Actually, mostly art. We visited the Philadelphia Museum of Art recently where we saw August Saint-Gaudens’ wonderful sculpture entitled “Diana.” I am fascinated by sculpture, especially the work of artists from the turn of the century era when our American sculptors were world renowned, men and women like Daniel Chester French (“Seated Lincoln” in the Lincoln Memorial in Washington, D.C. ), Augustus Saint-Gaudin (Admiral Farragut Memorial), and Anna Hyatt Huntington the great sculptor of animals. This reminded me that several years ago we had visited the home and studio of the sculptor Saint-Gaudens in Cornish, New Hampshire. The place is a National Historic Site and beautiful, set amidst rolling hills near the town of Cornish.
Perhaps Saint-Gauden’s most familiar works are the beautiful US coins he sculpted and medallions he designed at President Theodore Roosevelt’s direction-especially the walking liberty and perched eagle that graced our coinage for generations. He also did the relief sculptures for many commemorative medals, including the one of TR after the president received the Nobel Prize for helping end the Russo-Japanese War.

RECORD LIST:

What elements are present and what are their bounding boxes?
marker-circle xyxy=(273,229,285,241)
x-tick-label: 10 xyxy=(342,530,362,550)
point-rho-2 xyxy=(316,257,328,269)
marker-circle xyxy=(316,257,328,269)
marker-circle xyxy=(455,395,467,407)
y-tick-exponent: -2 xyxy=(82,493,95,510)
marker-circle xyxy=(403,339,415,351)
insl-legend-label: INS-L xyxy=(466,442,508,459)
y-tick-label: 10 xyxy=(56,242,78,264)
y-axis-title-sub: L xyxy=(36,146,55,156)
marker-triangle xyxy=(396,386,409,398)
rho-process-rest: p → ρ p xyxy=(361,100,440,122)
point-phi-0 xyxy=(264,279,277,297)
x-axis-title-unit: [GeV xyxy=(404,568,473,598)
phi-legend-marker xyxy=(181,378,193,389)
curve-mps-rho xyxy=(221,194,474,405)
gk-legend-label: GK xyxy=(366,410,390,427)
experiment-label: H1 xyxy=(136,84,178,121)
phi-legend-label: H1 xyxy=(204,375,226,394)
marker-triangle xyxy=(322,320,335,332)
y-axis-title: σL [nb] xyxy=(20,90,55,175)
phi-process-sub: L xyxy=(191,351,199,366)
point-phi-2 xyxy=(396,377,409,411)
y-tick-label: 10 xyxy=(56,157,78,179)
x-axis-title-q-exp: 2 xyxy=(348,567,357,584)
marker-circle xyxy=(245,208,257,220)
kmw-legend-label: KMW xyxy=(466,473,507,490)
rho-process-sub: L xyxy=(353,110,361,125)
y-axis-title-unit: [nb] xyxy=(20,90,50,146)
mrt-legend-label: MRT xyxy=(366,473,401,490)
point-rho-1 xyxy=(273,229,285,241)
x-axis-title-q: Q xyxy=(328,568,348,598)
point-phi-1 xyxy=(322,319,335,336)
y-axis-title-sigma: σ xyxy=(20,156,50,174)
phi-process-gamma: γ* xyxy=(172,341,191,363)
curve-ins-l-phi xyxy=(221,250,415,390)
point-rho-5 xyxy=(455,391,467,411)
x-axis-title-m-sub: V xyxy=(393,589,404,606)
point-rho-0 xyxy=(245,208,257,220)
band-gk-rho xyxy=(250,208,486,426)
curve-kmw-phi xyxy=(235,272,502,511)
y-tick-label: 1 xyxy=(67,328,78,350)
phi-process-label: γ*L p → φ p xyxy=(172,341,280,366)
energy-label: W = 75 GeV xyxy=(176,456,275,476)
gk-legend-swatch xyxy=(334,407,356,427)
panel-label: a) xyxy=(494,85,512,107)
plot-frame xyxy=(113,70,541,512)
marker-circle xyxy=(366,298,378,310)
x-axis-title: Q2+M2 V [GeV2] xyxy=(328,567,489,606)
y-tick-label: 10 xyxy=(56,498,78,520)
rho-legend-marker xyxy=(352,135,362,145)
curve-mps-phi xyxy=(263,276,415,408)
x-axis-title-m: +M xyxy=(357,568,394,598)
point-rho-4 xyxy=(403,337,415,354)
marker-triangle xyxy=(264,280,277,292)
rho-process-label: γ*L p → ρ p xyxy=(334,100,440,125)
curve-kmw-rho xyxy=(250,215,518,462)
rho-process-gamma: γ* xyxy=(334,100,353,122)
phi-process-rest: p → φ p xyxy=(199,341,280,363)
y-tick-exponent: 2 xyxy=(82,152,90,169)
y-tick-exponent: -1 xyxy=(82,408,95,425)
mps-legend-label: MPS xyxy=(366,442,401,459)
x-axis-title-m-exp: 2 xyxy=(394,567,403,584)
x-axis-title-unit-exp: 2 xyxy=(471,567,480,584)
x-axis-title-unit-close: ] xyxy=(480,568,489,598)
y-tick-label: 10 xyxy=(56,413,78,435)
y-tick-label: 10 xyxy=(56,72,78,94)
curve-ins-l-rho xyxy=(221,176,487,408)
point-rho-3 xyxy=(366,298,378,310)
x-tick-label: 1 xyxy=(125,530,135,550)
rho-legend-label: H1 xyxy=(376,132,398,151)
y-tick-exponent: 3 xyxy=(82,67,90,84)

SHORT EXERCISE:
Answer these from the text about sculpture:
(a) Which sculpture was seen at the Philadelphia Museum of Art?
(b) Where is the sculptor's home and studio that was visited several years ago?
(c) For what did President Theodore Roosevelt receive the Nobel Prize?

ANSWER TO THE TASK:
(a) The sculpture entitled "Diana."
(b) In Cornish, New Hampshire.
(c) For helping end the Russo-Japanese War.